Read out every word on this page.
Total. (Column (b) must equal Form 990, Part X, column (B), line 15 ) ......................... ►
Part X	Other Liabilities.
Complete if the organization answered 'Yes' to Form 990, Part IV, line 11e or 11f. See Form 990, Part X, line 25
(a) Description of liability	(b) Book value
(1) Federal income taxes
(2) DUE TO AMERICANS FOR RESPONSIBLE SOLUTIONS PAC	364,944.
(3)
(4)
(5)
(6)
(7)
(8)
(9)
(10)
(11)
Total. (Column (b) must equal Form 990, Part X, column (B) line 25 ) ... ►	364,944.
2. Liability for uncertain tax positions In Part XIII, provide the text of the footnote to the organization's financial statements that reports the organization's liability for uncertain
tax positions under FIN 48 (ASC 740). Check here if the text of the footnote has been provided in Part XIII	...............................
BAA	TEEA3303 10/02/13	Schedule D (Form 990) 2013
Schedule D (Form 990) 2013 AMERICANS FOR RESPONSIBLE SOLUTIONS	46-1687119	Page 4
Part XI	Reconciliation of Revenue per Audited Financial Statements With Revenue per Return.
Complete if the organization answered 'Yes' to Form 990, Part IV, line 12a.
──────
> **DESCRIPTION OF THE TASK**
In the entries above, find each line with the word "RESPONSIBLE" and copy it.

> **REPLY**
(2) DUE TO AMERICANS FOR RESPONSIBLE SOLUTIONS PAC	364,944.
Schedule D (Form 990) 2013 AMERICANS FOR RESPONSIBLE SOLUTIONS	46-1687119	Page 4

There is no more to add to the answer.